* Exercise *
For each line below that contains the string "name", copy that line.

[START Data provided]

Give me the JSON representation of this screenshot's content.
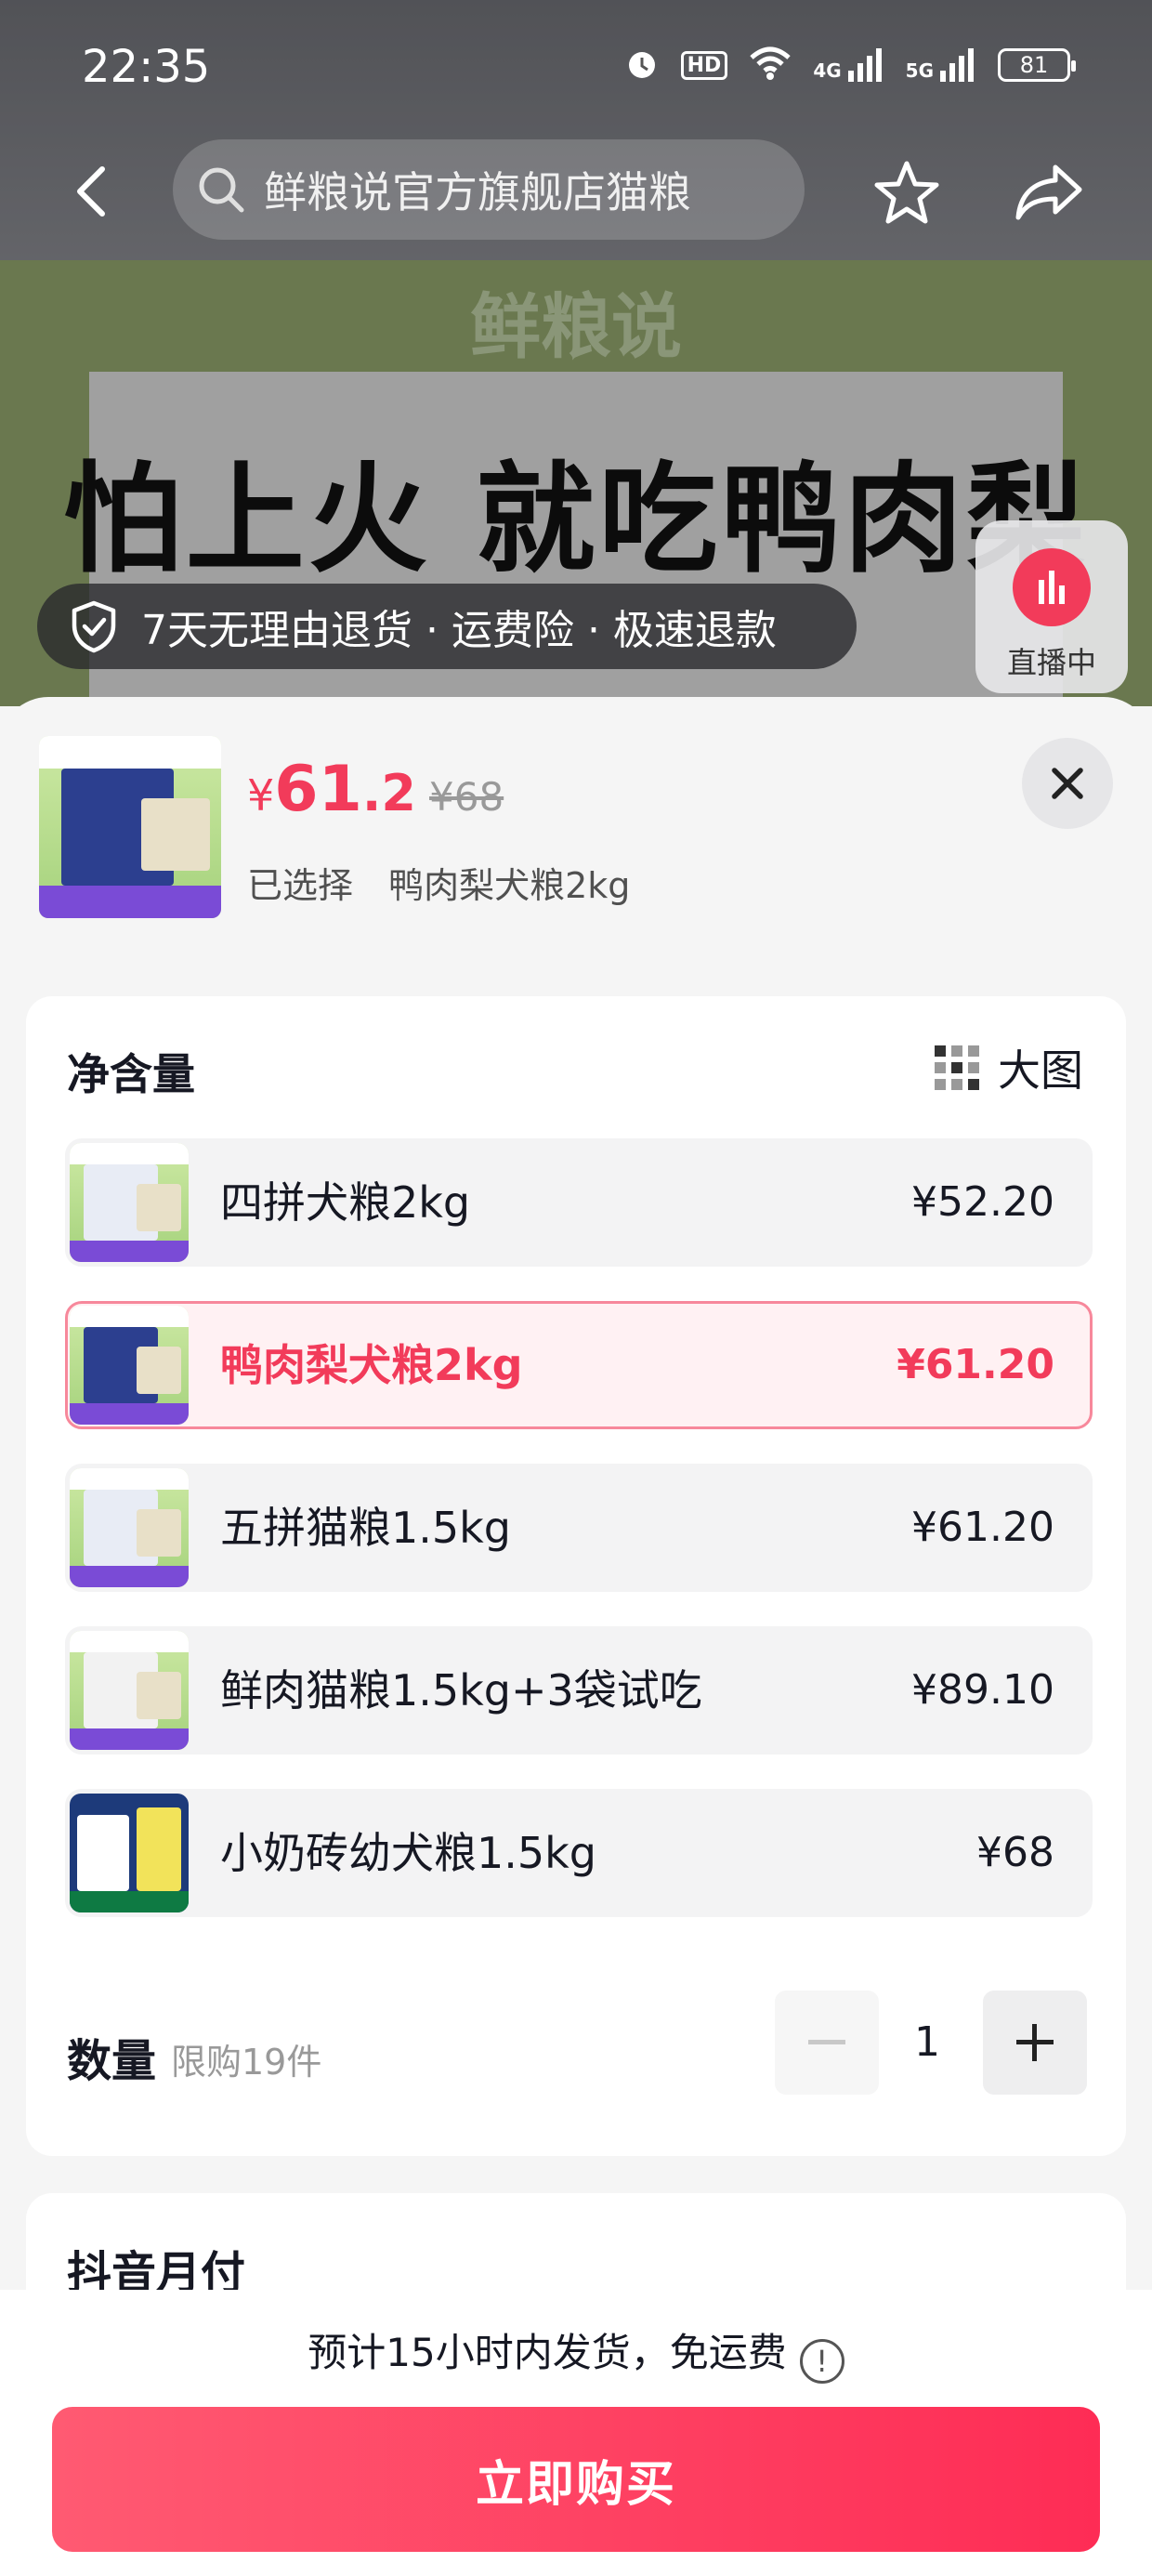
{
  "status_bar": {
    "time": "22:35",
    "hd_label": "HD",
    "signal_4g": "4G",
    "signal_5g": "5G",
    "battery": "81"
  },
  "nav": {
    "search_text": "鲜粮说官方旗舰店猫粮"
  },
  "background": {
    "brand": "鲜粮说",
    "slogan": "怕上火 就吃鸭肉梨"
  },
  "guarantee_text": "7天无理由退货 · 运费险 · 极速退款",
  "live_badge": "直播中",
  "sheet": {
    "price_symbol": "¥",
    "price_int": "61",
    "price_dec": ".2",
    "original_price": "¥68",
    "selected_label": "已选择",
    "selected_value": "鸭肉梨犬粮2kg",
    "spec_title": "净含量",
    "big_image_label": "大图",
    "options": [
      {
        "name": "四拼犬粮2kg",
        "price": "¥52.20",
        "selected": false
      },
      {
        "name": "鸭肉梨犬粮2kg",
        "price": "¥61.20",
        "selected": true
      },
      {
        "name": "五拼猫粮1.5kg",
        "price": "¥61.20",
        "selected": false
      },
      {
        "name": "鲜肉猫粮1.5kg+3袋试吃",
        "price": "¥89.10",
        "selected": false
      },
      {
        "name": "小奶砖幼犬粮1.5kg",
        "price": "¥68",
        "selected": false
      }
    ],
    "quantity_title": "数量",
    "quantity_limit": "限购19件",
    "quantity_value": "1",
    "monthly_pay_title": "抖音月付"
  },
  "footer": {
    "shipping_text": "预计15小时内发货，免运费",
    "buy_label": "立即购买"
  },
  "colors": {
    "accent": "#f23b5a",
    "buy_button": "#fe2c55",
    "selected_bg": "#fff1f3"
  }
}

[END Data provided]

* Exercise response *
        "name": "四拼犬粮2kg",
        "name": "鸭肉梨犬粮2kg",
        "name": "五拼猫粮1.5kg",
        "name": "鲜肉猫粮1.5kg+3袋试吃",
        "name": "小奶砖幼犬粮1.5kg",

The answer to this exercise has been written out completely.